• **GIVEN INSTRUCTION**: Extract every line from the records below that contains the word "screenshot".

[Rows from a figure dataset]
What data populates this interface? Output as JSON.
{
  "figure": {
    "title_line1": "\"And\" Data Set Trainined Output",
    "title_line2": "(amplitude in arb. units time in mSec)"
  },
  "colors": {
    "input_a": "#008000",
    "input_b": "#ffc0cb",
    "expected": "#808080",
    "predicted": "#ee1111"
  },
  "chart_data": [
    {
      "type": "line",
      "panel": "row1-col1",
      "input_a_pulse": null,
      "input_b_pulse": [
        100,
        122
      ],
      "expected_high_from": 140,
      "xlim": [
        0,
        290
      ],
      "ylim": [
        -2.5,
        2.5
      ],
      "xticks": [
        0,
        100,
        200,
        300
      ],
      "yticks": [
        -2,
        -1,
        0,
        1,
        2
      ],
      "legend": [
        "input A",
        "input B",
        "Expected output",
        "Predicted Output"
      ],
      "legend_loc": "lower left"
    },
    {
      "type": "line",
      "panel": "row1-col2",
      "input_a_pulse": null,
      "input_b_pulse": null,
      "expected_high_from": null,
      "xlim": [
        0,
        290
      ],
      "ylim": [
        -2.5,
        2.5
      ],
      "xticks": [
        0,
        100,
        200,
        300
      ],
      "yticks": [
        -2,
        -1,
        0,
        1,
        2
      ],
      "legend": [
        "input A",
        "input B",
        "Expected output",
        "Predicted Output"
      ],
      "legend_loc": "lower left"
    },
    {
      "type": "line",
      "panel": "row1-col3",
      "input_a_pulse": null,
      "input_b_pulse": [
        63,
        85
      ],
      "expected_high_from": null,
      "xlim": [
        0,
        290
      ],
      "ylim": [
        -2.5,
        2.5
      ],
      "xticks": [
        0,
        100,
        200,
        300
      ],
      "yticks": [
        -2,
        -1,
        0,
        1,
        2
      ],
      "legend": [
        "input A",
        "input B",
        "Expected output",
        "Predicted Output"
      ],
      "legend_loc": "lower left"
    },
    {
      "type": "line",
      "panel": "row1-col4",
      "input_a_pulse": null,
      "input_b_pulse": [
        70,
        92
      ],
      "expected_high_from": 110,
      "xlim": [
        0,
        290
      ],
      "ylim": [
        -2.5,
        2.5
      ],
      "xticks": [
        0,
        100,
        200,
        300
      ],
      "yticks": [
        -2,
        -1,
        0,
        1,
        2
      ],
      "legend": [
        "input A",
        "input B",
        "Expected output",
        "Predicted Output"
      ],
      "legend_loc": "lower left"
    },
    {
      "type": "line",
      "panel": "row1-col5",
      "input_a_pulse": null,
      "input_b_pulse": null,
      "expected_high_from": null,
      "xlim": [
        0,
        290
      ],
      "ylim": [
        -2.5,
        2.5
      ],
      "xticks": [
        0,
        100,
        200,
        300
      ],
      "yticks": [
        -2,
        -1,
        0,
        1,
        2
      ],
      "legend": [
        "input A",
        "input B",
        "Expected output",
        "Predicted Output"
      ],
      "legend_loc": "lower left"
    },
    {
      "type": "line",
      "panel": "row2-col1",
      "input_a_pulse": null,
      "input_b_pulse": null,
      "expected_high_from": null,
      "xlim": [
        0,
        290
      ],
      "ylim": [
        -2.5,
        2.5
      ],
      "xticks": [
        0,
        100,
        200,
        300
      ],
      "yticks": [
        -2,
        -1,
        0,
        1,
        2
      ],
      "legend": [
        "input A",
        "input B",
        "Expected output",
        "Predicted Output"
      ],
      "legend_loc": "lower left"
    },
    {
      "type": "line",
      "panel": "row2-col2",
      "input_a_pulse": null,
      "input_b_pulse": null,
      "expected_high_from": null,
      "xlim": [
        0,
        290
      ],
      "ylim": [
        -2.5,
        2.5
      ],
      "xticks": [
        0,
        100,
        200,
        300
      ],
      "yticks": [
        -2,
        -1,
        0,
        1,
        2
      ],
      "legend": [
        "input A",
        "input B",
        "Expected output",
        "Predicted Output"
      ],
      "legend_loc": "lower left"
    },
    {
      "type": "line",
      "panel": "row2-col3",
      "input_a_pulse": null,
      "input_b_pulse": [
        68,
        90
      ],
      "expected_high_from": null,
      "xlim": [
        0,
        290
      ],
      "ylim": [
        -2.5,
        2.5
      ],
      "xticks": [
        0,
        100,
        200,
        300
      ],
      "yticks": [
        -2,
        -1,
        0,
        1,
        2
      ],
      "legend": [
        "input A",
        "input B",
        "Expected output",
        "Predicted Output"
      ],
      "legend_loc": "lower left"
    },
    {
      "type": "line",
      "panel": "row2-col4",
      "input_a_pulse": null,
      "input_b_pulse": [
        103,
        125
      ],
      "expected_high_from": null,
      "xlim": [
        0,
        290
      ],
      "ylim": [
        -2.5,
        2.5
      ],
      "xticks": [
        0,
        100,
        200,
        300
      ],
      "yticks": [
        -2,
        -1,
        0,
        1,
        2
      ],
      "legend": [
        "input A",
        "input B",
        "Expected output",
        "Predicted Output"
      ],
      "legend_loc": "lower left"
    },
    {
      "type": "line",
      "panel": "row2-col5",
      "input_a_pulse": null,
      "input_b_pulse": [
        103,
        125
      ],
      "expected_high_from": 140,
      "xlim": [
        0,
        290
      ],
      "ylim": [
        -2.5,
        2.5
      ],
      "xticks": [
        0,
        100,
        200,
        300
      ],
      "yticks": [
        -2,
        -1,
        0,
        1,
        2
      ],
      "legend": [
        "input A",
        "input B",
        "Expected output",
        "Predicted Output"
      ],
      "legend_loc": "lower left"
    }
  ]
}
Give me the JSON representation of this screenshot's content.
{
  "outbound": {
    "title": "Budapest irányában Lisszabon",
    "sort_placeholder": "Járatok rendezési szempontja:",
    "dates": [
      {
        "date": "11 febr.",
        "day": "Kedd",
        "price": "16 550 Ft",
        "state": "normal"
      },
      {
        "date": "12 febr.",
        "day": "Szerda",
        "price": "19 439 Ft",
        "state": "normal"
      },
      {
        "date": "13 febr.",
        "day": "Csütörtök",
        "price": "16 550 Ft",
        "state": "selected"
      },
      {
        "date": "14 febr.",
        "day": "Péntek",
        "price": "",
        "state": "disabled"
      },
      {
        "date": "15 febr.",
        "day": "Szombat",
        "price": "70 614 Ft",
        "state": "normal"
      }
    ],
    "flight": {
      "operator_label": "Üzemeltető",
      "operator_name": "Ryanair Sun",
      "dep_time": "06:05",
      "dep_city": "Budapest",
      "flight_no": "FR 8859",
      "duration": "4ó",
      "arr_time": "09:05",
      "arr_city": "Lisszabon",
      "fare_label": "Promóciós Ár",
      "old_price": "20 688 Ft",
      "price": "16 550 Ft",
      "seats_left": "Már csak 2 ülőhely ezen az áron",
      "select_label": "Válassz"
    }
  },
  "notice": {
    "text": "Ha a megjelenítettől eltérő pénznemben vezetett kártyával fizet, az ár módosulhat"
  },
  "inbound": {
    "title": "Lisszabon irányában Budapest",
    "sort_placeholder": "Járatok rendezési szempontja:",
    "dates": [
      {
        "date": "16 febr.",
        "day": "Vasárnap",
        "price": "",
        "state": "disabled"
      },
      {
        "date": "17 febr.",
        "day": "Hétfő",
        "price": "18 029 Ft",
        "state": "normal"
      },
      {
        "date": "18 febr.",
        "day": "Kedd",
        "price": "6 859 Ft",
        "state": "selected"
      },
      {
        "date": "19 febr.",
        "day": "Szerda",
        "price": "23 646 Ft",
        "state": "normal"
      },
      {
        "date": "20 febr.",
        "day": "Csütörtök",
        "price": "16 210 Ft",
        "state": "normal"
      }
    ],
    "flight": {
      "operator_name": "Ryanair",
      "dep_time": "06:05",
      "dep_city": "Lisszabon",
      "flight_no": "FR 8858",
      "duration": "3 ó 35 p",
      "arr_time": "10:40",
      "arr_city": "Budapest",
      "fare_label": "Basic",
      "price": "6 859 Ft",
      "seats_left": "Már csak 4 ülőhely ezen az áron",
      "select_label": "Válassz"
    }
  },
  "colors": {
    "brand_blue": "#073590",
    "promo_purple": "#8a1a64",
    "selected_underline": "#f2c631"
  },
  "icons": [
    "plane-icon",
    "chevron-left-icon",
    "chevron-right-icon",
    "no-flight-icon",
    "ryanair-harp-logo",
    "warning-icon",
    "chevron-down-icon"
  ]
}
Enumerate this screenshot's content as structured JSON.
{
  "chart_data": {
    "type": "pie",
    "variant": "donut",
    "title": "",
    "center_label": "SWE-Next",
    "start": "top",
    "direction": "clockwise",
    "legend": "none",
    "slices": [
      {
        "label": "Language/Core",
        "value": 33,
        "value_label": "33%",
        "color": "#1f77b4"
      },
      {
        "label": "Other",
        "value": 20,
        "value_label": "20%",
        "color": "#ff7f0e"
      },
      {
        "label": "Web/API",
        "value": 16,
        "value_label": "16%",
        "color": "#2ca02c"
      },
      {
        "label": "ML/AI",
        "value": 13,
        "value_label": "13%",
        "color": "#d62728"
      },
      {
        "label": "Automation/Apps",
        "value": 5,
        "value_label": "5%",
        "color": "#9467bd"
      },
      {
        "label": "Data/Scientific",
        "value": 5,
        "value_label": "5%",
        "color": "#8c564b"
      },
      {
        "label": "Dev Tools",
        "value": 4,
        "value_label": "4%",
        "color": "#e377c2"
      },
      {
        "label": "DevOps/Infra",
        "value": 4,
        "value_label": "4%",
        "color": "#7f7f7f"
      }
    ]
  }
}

• **CORRECT OUTPUT**:
Give me the JSON representation of this screenshot's content.
Enumerate this screenshot's content as structured JSON.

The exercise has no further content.